**Set exercise**
Copy out the material below in full, but not its images.

--- BEGIN Records supplied ---

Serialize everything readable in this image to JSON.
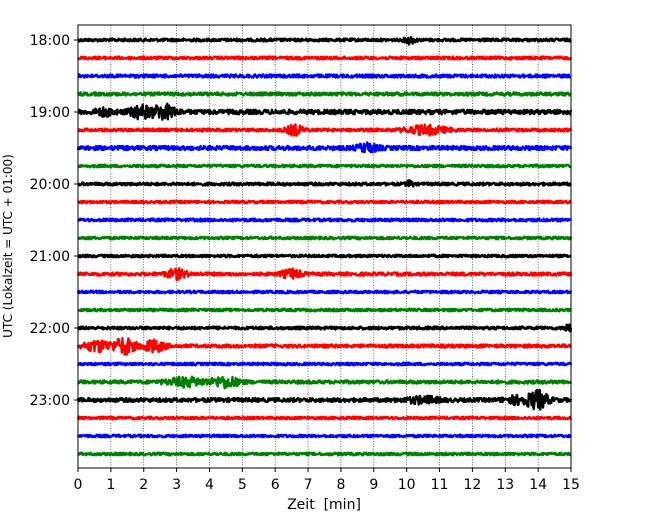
{
  "chart_data": {
    "type": "line",
    "title": "",
    "xlabel": "Zeit  [min]",
    "ylabel": "UTC (Lokalzeit = UTC + 01:00)",
    "xlim": [
      0,
      15
    ],
    "x_ticks": [
      "0",
      "1",
      "2",
      "3",
      "4",
      "5",
      "6",
      "7",
      "8",
      "9",
      "10",
      "11",
      "12",
      "13",
      "14",
      "15"
    ],
    "ylim": [
      "17:45",
      "24:00"
    ],
    "y_ticks": [
      "18:00",
      "19:00",
      "20:00",
      "21:00",
      "22:00",
      "23:00"
    ],
    "trace_colors": [
      "#000000",
      "#ff0000",
      "#0000ff",
      "#008000"
    ],
    "grid": "vertical dotted",
    "traces": [
      {
        "start": "18:00",
        "color": "black",
        "amplitude": 0.9,
        "events": [
          {
            "t": 10.1,
            "amp": 2.2,
            "width": 0.15
          }
        ]
      },
      {
        "start": "18:15",
        "color": "red",
        "amplitude": 0.9,
        "events": []
      },
      {
        "start": "18:30",
        "color": "blue",
        "amplitude": 1.0,
        "events": []
      },
      {
        "start": "18:45",
        "color": "green",
        "amplitude": 1.0,
        "events": []
      },
      {
        "start": "19:00",
        "color": "black",
        "amplitude": 1.4,
        "events": [
          {
            "t": 1.9,
            "amp": 3.6,
            "width": 0.3
          },
          {
            "t": 2.6,
            "amp": 4.2,
            "width": 0.35
          },
          {
            "t": 0.8,
            "amp": 1.8,
            "width": 0.3
          }
        ]
      },
      {
        "start": "19:15",
        "color": "red",
        "amplitude": 0.9,
        "events": [
          {
            "t": 6.6,
            "amp": 3.0,
            "width": 0.25
          },
          {
            "t": 10.6,
            "amp": 2.6,
            "width": 0.6
          }
        ]
      },
      {
        "start": "19:30",
        "color": "blue",
        "amplitude": 1.3,
        "events": [
          {
            "t": 8.8,
            "amp": 2.4,
            "width": 0.3
          }
        ]
      },
      {
        "start": "19:45",
        "color": "green",
        "amplitude": 0.8,
        "events": []
      },
      {
        "start": "20:00",
        "color": "black",
        "amplitude": 0.9,
        "events": [
          {
            "t": 10.1,
            "amp": 2.0,
            "width": 0.1
          }
        ]
      },
      {
        "start": "20:15",
        "color": "red",
        "amplitude": 0.8,
        "events": []
      },
      {
        "start": "20:30",
        "color": "blue",
        "amplitude": 0.9,
        "events": []
      },
      {
        "start": "20:45",
        "color": "green",
        "amplitude": 0.8,
        "events": []
      },
      {
        "start": "21:00",
        "color": "black",
        "amplitude": 0.8,
        "events": []
      },
      {
        "start": "21:15",
        "color": "red",
        "amplitude": 1.0,
        "events": [
          {
            "t": 3.0,
            "amp": 2.8,
            "width": 0.3
          },
          {
            "t": 6.5,
            "amp": 2.6,
            "width": 0.3
          }
        ]
      },
      {
        "start": "21:30",
        "color": "blue",
        "amplitude": 0.8,
        "events": []
      },
      {
        "start": "21:45",
        "color": "green",
        "amplitude": 0.8,
        "events": []
      },
      {
        "start": "22:00",
        "color": "black",
        "amplitude": 0.9,
        "events": [
          {
            "t": 14.9,
            "amp": 2.5,
            "width": 0.1
          }
        ]
      },
      {
        "start": "22:15",
        "color": "red",
        "amplitude": 1.0,
        "events": [
          {
            "t": 0.6,
            "amp": 3.2,
            "width": 0.4
          },
          {
            "t": 1.4,
            "amp": 5.0,
            "width": 0.3
          },
          {
            "t": 2.3,
            "amp": 3.4,
            "width": 0.35
          }
        ]
      },
      {
        "start": "22:30",
        "color": "blue",
        "amplitude": 0.8,
        "events": []
      },
      {
        "start": "22:45",
        "color": "green",
        "amplitude": 1.0,
        "events": [
          {
            "t": 3.3,
            "amp": 2.6,
            "width": 0.6
          },
          {
            "t": 4.5,
            "amp": 3.2,
            "width": 0.4
          }
        ]
      },
      {
        "start": "23:00",
        "color": "black",
        "amplitude": 1.2,
        "events": [
          {
            "t": 10.5,
            "amp": 1.8,
            "width": 0.5
          },
          {
            "t": 14.0,
            "amp": 5.2,
            "width": 0.3
          },
          {
            "t": 13.4,
            "amp": 2.2,
            "width": 0.4
          }
        ]
      },
      {
        "start": "23:15",
        "color": "red",
        "amplitude": 0.8,
        "events": []
      },
      {
        "start": "23:30",
        "color": "blue",
        "amplitude": 0.8,
        "events": []
      },
      {
        "start": "23:45",
        "color": "green",
        "amplitude": 0.8,
        "events": []
      }
    ]
  }
}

--- END Records supplied ---

**Worked solution**
Serialize everything readable in this image to JSON.
{
  "chart_data": {
    "type": "line",
    "title": "",
    "xlabel": "Zeit  [min]",
    "ylabel": "UTC (Lokalzeit = UTC + 01:00)",
    "xlim": [
      0,
      15
    ],
    "x_ticks": [
      "0",
      "1",
      "2",
      "3",
      "4",
      "5",
      "6",
      "7",
      "8",
      "9",
      "10",
      "11",
      "12",
      "13",
      "14",
      "15"
    ],
    "ylim": [
      "17:45",
      "24:00"
    ],
    "y_ticks": [
      "18:00",
      "19:00",
      "20:00",
      "21:00",
      "22:00",
      "23:00"
    ],
    "trace_colors": [
      "#000000",
      "#ff0000",
      "#0000ff",
      "#008000"
    ],
    "grid": "vertical dotted",
    "traces": [
      {
        "start": "18:00",
        "color": "black",
        "amplitude": 0.9,
        "events": [
          {
            "t": 10.1,
            "amp": 2.2,
            "width": 0.15
          }
        ]
      },
      {
        "start": "18:15",
        "color": "red",
        "amplitude": 0.9,
        "events": []
      },
      {
        "start": "18:30",
        "color": "blue",
        "amplitude": 1.0,
        "events": []
      },
      {
        "start": "18:45",
        "color": "green",
        "amplitude": 1.0,
        "events": []
      },
      {
        "start": "19:00",
        "color": "black",
        "amplitude": 1.4,
        "events": [
          {
            "t": 1.9,
            "amp": 3.6,
            "width": 0.3
          },
          {
            "t": 2.6,
            "amp": 4.2,
            "width": 0.35
          },
          {
            "t": 0.8,
            "amp": 1.8,
            "width": 0.3
          }
        ]
      },
      {
        "start": "19:15",
        "color": "red",
        "amplitude": 0.9,
        "events": [
          {
            "t": 6.6,
            "amp": 3.0,
            "width": 0.25
          },
          {
            "t": 10.6,
            "amp": 2.6,
            "width": 0.6
          }
        ]
      },
      {
        "start": "19:30",
        "color": "blue",
        "amplitude": 1.3,
        "events": [
          {
            "t": 8.8,
            "amp": 2.4,
            "width": 0.3
          }
        ]
      },
      {
        "start": "19:45",
        "color": "green",
        "amplitude": 0.8,
        "events": []
      },
      {
        "start": "20:00",
        "color": "black",
        "amplitude": 0.9,
        "events": [
          {
            "t": 10.1,
            "amp": 2.0,
            "width": 0.1
          }
        ]
      },
      {
        "start": "20:15",
        "color": "red",
        "amplitude": 0.8,
        "events": []
      },
      {
        "start": "20:30",
        "color": "blue",
        "amplitude": 0.9,
        "events": []
      },
      {
        "start": "20:45",
        "color": "green",
        "amplitude": 0.8,
        "events": []
      },
      {
        "start": "21:00",
        "color": "black",
        "amplitude": 0.8,
        "events": []
      },
      {
        "start": "21:15",
        "color": "red",
        "amplitude": 1.0,
        "events": [
          {
            "t": 3.0,
            "amp": 2.8,
            "width": 0.3
          },
          {
            "t": 6.5,
            "amp": 2.6,
            "width": 0.3
          }
        ]
      },
      {
        "start": "21:30",
        "color": "blue",
        "amplitude": 0.8,
        "events": []
      },
      {
        "start": "21:45",
        "color": "green",
        "amplitude": 0.8,
        "events": []
      },
      {
        "start": "22:00",
        "color": "black",
        "amplitude": 0.9,
        "events": [
          {
            "t": 14.9,
            "amp": 2.5,
            "width": 0.1
          }
        ]
      },
      {
        "start": "22:15",
        "color": "red",
        "amplitude": 1.0,
        "events": [
          {
            "t": 0.6,
            "amp": 3.2,
            "width": 0.4
          },
          {
            "t": 1.4,
            "amp": 5.0,
            "width": 0.3
          },
          {
            "t": 2.3,
            "amp": 3.4,
            "width": 0.35
          }
        ]
      },
      {
        "start": "22:30",
        "color": "blue",
        "amplitude": 0.8,
        "events": []
      },
      {
        "start": "22:45",
        "color": "green",
        "amplitude": 1.0,
        "events": [
          {
            "t": 3.3,
            "amp": 2.6,
            "width": 0.6
          },
          {
            "t": 4.5,
            "amp": 3.2,
            "width": 0.4
          }
        ]
      },
      {
        "start": "23:00",
        "color": "black",
        "amplitude": 1.2,
        "events": [
          {
            "t": 10.5,
            "amp": 1.8,
            "width": 0.5
          },
          {
            "t": 14.0,
            "amp": 5.2,
            "width": 0.3
          },
          {
            "t": 13.4,
            "amp": 2.2,
            "width": 0.4
          }
        ]
      },
      {
        "start": "23:15",
        "color": "red",
        "amplitude": 0.8,
        "events": []
      },
      {
        "start": "23:30",
        "color": "blue",
        "amplitude": 0.8,
        "events": []
      },
      {
        "start": "23:45",
        "color": "green",
        "amplitude": 0.8,
        "events": []
      }
    ]
  }
}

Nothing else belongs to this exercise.